**** RECORDS SUPPLIED ****

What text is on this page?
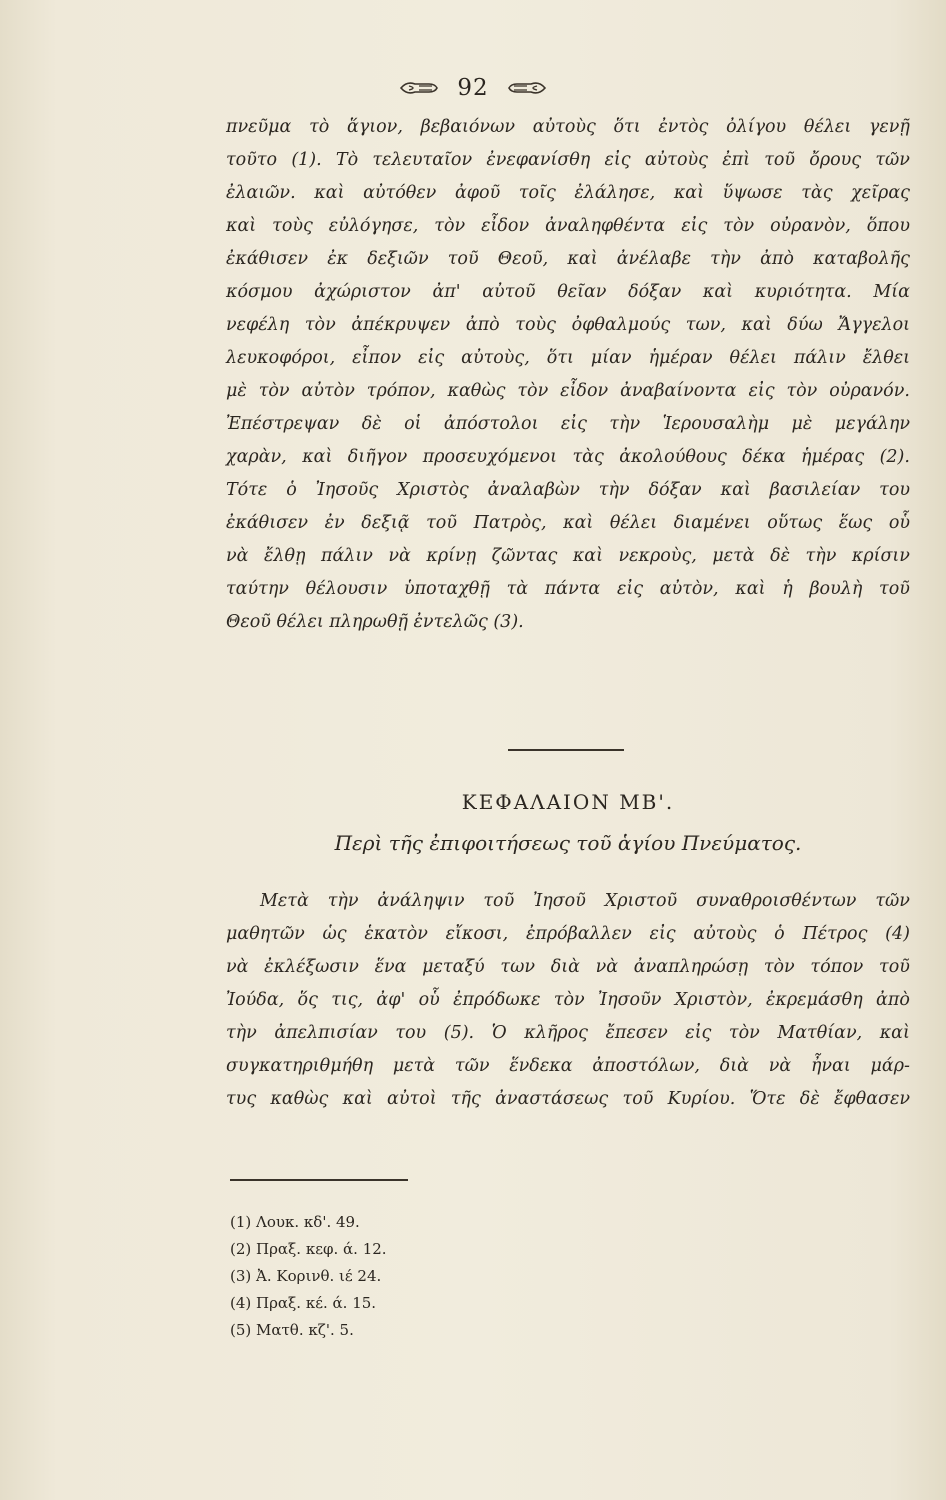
92
πνεῦμα τὸ ἅγιον, βεβαιόνων αὐτοὺς ὅτι ἐντὸς ὀλίγου θέλει γενῇ
τοῦτο (1). Τὸ τελευταῖον ἐνεφανίσθη εἰς αὐτοὺς ἐπὶ τοῦ ὄρους τῶν
ἐλαιῶν. καὶ αὐτόθεν ἀφοῦ τοῖς ἐλάλησε, καὶ ὕψωσε τὰς χεῖρας
καὶ τοὺς εὐλόγησε, τὸν εἶδον ἀναληφθέντα εἰς τὸν οὐρανὸν, ὅπου
ἐκάθισεν ἐκ δεξιῶν τοῦ Θεοῦ, καὶ ἀνέλαβε τὴν ἀπὸ καταβολῆς
κόσμου ἀχώριστον ἀπ' αὐτοῦ θεῖαν δόξαν καὶ κυριότητα. Μία
νεφέλη τὸν ἀπέκρυψεν ἀπὸ τοὺς ὀφθαλμούς των, καὶ δύω Ἄγγελοι
λευκοφόροι, εἶπον εἰς αὐτοὺς, ὅτι μίαν ἡμέραν θέλει πάλιν ἔλθει
μὲ τὸν αὐτὸν τρόπον, καθὼς τὸν εἶδον ἀναβαίνοντα εἰς τὸν οὐρανόν.
Ἐπέστρεψαν δὲ οἱ ἀπόστολοι εἰς τὴν Ἱερουσαλὴμ μὲ μεγάλην
χαρὰν, καὶ διῆγον προσευχόμενοι τὰς ἀκολούθους δέκα ἡμέρας (2).
Τότε ὁ Ἰησοῦς Χριστὸς ἀναλαβὼν τὴν δόξαν καὶ βασιλείαν του
ἐκάθισεν ἐν δεξιᾷ τοῦ Πατρὸς, καὶ θέλει διαμένει οὕτως ἕως οὗ
νὰ ἔλθῃ πάλιν νὰ κρίνῃ ζῶντας καὶ νεκροὺς, μετὰ δὲ τὴν κρίσιν
ταύτην θέλουσιν ὑποταχθῇ τὰ πάντα εἰς αὐτὸν, καὶ ἡ βουλὴ τοῦ
Θεοῦ θέλει πληρωθῇ ἐντελῶς (3).
ΚΕΦΑΛΑΙΟΝ ΜΒ'.
Περὶ τῆς ἐπιφοιτήσεως τοῦ ἁγίου Πνεύματος.
Μετὰ τὴν ἀνάληψιν τοῦ Ἰησοῦ Χριστοῦ συναθροισθέντων τῶν
μαθητῶν ὡς ἑκατὸν εἴκοσι, ἐπρόβαλλεν εἰς αὐτοὺς ὁ Πέτρος (4)
νὰ ἐκλέξωσιν ἕνα μεταξύ των διὰ νὰ ἀναπληρώσῃ τὸν τόπον τοῦ
Ἰούδα, ὅς τις, ἀφ' οὗ ἐπρόδωκε τὸν Ἰησοῦν Χριστὸν, ἐκρεμάσθη ἀπὸ
τὴν ἀπελπισίαν του (5). Ὁ κλῆρος ἔπεσεν εἰς τὸν Ματθίαν, καὶ
συγκατηριθμήθη μετὰ τῶν ἕνδεκα ἀποστόλων, διὰ νὰ ἦναι μάρ-
τυς καθὼς καὶ αὐτοὶ τῆς ἀναστάσεως τοῦ Κυρίου. Ὅτε δὲ ἔφθασεν
(1) Λουκ. κδ'. 49.
(2) Πραξ. κεφ. ά. 12.
(3) Ἀ. Κορινθ. ιέ 24.
(4) Πραξ. κέ. ά. 15.
(5) Ματθ. κζ'. 5.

****

**GOAL**
Print the records above exactly as they stand, but leave out the pictures.

**SOLVED PROBLEM**
What text is on this page?
92
πνεῦμα τὸ ἅγιον, βεβαιόνων αὐτοὺς ὅτι ἐντὸς ὀλίγου θέλει γενῇ
τοῦτο (1). Τὸ τελευταῖον ἐνεφανίσθη εἰς αὐτοὺς ἐπὶ τοῦ ὄρους τῶν
ἐλαιῶν. καὶ αὐτόθεν ἀφοῦ τοῖς ἐλάλησε, καὶ ὕψωσε τὰς χεῖρας
καὶ τοὺς εὐλόγησε, τὸν εἶδον ἀναληφθέντα εἰς τὸν οὐρανὸν, ὅπου
ἐκάθισεν ἐκ δεξιῶν τοῦ Θεοῦ, καὶ ἀνέλαβε τὴν ἀπὸ καταβολῆς
κόσμου ἀχώριστον ἀπ' αὐτοῦ θεῖαν δόξαν καὶ κυριότητα. Μία
νεφέλη τὸν ἀπέκρυψεν ἀπὸ τοὺς ὀφθαλμούς των, καὶ δύω Ἄγγελοι
λευκοφόροι, εἶπον εἰς αὐτοὺς, ὅτι μίαν ἡμέραν θέλει πάλιν ἔλθει
μὲ τὸν αὐτὸν τρόπον, καθὼς τὸν εἶδον ἀναβαίνοντα εἰς τὸν οὐρανόν.
Ἐπέστρεψαν δὲ οἱ ἀπόστολοι εἰς τὴν Ἱερουσαλὴμ μὲ μεγάλην
χαρὰν, καὶ διῆγον προσευχόμενοι τὰς ἀκολούθους δέκα ἡμέρας (2).
Τότε ὁ Ἰησοῦς Χριστὸς ἀναλαβὼν τὴν δόξαν καὶ βασιλείαν του
ἐκάθισεν ἐν δεξιᾷ τοῦ Πατρὸς, καὶ θέλει διαμένει οὕτως ἕως οὗ
νὰ ἔλθῃ πάλιν νὰ κρίνῃ ζῶντας καὶ νεκροὺς, μετὰ δὲ τὴν κρίσιν
ταύτην θέλουσιν ὑποταχθῇ τὰ πάντα εἰς αὐτὸν, καὶ ἡ βουλὴ τοῦ
Θεοῦ θέλει πληρωθῇ ἐντελῶς (3).
ΚΕΦΑΛΑΙΟΝ ΜΒ'.
Περὶ τῆς ἐπιφοιτήσεως τοῦ ἁγίου Πνεύματος.
Μετὰ τὴν ἀνάληψιν τοῦ Ἰησοῦ Χριστοῦ συναθροισθέντων τῶν
μαθητῶν ὡς ἑκατὸν εἴκοσι, ἐπρόβαλλεν εἰς αὐτοὺς ὁ Πέτρος (4)
νὰ ἐκλέξωσιν ἕνα μεταξύ των διὰ νὰ ἀναπληρώσῃ τὸν τόπον τοῦ
Ἰούδα, ὅς τις, ἀφ' οὗ ἐπρόδωκε τὸν Ἰησοῦν Χριστὸν, ἐκρεμάσθη ἀπὸ
τὴν ἀπελπισίαν του (5). Ὁ κλῆρος ἔπεσεν εἰς τὸν Ματθίαν, καὶ
συγκατηριθμήθη μετὰ τῶν ἕνδεκα ἀποστόλων, διὰ νὰ ἦναι μάρ-
τυς καθὼς καὶ αὐτοὶ τῆς ἀναστάσεως τοῦ Κυρίου. Ὅτε δὲ ἔφθασεν
(1) Λουκ. κδ'. 49.
(2) Πραξ. κεφ. ά. 12.
(3) Ἀ. Κορινθ. ιέ 24.
(4) Πραξ. κέ. ά. 15.
(5) Ματθ. κζ'. 5.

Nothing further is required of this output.